Provided records:
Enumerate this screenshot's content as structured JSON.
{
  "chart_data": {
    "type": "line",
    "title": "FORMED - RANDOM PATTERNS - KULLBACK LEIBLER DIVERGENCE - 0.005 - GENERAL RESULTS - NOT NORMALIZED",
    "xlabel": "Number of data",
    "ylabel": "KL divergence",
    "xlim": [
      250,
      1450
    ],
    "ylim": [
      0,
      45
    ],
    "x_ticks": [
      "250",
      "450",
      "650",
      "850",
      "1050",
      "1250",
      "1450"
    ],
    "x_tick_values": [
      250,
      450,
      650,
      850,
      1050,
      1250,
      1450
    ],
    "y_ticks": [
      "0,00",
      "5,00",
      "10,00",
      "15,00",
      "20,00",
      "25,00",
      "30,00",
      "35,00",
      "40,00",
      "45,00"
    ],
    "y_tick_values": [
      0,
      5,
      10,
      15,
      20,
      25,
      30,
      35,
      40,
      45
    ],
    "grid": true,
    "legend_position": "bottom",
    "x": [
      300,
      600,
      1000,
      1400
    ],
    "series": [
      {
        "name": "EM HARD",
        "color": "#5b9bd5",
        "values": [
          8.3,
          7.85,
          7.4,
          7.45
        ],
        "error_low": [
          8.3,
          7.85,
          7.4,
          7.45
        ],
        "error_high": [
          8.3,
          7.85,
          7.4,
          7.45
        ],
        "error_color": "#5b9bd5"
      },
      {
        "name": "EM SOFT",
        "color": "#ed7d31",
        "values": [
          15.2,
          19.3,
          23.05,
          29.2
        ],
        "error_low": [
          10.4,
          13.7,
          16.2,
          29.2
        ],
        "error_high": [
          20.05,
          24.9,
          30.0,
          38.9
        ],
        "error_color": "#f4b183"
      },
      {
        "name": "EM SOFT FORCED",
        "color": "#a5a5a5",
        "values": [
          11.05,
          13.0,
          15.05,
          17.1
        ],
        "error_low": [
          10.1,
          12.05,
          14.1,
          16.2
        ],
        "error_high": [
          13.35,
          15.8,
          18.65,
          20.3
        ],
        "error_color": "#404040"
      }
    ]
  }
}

The task: Return all of the entries exactly as they were supplied.

Exercise answer:
Enumerate this screenshot's content as structured JSON.
{
  "chart_data": {
    "type": "line",
    "title": "FORMED - RANDOM PATTERNS - KULLBACK LEIBLER DIVERGENCE - 0.005 - GENERAL RESULTS - NOT NORMALIZED",
    "xlabel": "Number of data",
    "ylabel": "KL divergence",
    "xlim": [
      250,
      1450
    ],
    "ylim": [
      0,
      45
    ],
    "x_ticks": [
      "250",
      "450",
      "650",
      "850",
      "1050",
      "1250",
      "1450"
    ],
    "x_tick_values": [
      250,
      450,
      650,
      850,
      1050,
      1250,
      1450
    ],
    "y_ticks": [
      "0,00",
      "5,00",
      "10,00",
      "15,00",
      "20,00",
      "25,00",
      "30,00",
      "35,00",
      "40,00",
      "45,00"
    ],
    "y_tick_values": [
      0,
      5,
      10,
      15,
      20,
      25,
      30,
      35,
      40,
      45
    ],
    "grid": true,
    "legend_position": "bottom",
    "x": [
      300,
      600,
      1000,
      1400
    ],
    "series": [
      {
        "name": "EM HARD",
        "color": "#5b9bd5",
        "values": [
          8.3,
          7.85,
          7.4,
          7.45
        ],
        "error_low": [
          8.3,
          7.85,
          7.4,
          7.45
        ],
        "error_high": [
          8.3,
          7.85,
          7.4,
          7.45
        ],
        "error_color": "#5b9bd5"
      },
      {
        "name": "EM SOFT",
        "color": "#ed7d31",
        "values": [
          15.2,
          19.3,
          23.05,
          29.2
        ],
        "error_low": [
          10.4,
          13.7,
          16.2,
          29.2
        ],
        "error_high": [
          20.05,
          24.9,
          30.0,
          38.9
        ],
        "error_color": "#f4b183"
      },
      {
        "name": "EM SOFT FORCED",
        "color": "#a5a5a5",
        "values": [
          11.05,
          13.0,
          15.05,
          17.1
        ],
        "error_low": [
          10.1,
          12.05,
          14.1,
          16.2
        ],
        "error_high": [
          13.35,
          15.8,
          18.65,
          20.3
        ],
        "error_color": "#404040"
      }
    ]
  }
}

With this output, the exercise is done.